### What the task requires
Gather up every line from the entries below that uses the word "Bons".

### Material for the task
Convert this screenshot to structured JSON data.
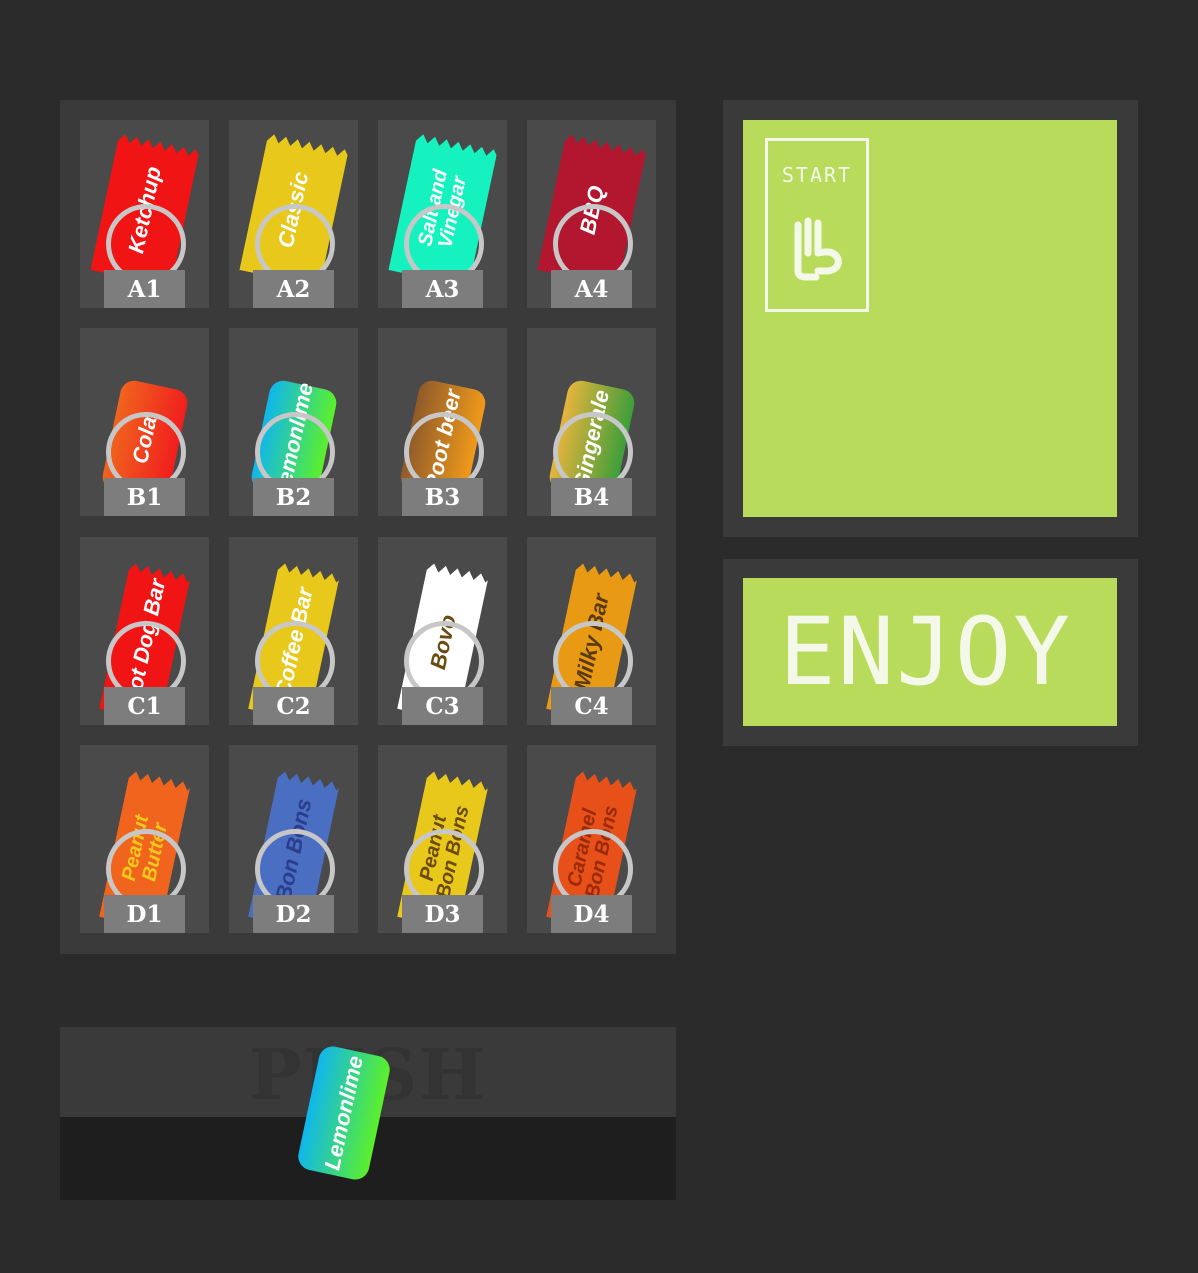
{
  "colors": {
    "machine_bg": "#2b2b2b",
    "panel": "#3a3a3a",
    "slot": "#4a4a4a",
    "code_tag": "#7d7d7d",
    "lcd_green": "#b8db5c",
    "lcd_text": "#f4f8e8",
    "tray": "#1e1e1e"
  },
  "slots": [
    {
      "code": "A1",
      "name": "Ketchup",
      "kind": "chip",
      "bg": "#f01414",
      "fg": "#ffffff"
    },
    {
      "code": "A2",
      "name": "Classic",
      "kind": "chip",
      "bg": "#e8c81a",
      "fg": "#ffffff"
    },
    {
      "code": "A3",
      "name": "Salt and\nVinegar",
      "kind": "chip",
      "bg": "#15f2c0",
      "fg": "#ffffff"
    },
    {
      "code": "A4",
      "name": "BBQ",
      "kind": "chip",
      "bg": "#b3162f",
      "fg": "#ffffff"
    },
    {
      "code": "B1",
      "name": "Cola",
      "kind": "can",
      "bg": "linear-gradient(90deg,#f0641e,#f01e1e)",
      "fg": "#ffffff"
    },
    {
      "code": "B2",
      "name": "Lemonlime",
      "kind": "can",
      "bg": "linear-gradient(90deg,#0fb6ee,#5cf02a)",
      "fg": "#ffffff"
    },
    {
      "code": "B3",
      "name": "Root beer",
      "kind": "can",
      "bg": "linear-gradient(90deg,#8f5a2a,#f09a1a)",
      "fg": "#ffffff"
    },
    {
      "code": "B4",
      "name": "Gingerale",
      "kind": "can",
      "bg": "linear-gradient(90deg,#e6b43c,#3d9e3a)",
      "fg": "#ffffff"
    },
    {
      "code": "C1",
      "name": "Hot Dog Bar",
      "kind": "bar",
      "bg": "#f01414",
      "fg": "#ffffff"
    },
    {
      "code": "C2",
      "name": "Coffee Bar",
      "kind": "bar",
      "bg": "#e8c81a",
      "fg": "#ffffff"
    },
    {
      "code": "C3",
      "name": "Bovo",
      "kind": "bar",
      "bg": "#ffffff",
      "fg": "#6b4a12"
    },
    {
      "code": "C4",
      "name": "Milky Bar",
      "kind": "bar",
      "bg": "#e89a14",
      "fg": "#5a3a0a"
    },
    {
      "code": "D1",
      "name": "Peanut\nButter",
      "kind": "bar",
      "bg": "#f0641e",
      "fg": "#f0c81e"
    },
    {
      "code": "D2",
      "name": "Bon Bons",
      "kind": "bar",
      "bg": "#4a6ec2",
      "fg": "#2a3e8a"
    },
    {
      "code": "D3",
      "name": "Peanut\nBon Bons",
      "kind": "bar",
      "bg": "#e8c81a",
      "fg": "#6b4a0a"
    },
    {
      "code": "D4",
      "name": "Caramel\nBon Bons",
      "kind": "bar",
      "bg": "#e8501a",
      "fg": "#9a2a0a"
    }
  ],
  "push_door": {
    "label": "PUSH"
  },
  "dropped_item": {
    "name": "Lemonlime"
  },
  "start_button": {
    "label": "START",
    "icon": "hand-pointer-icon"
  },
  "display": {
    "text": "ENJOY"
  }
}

* * *

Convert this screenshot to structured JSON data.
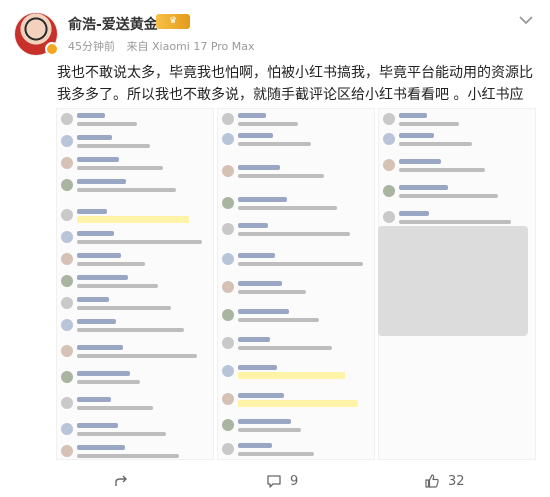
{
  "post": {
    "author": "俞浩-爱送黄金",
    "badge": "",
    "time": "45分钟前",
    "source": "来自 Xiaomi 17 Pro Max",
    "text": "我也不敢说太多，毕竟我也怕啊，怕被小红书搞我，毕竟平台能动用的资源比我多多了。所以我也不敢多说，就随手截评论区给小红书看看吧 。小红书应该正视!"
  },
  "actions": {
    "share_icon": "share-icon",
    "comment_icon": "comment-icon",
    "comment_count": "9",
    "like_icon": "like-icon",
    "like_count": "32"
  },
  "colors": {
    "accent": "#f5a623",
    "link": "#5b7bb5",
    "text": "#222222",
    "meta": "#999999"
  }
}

### Result below
      "name": "Bon Bons",
      "name": "Peanut\nBon Bons",
      "name": "Caramel\nBon Bons",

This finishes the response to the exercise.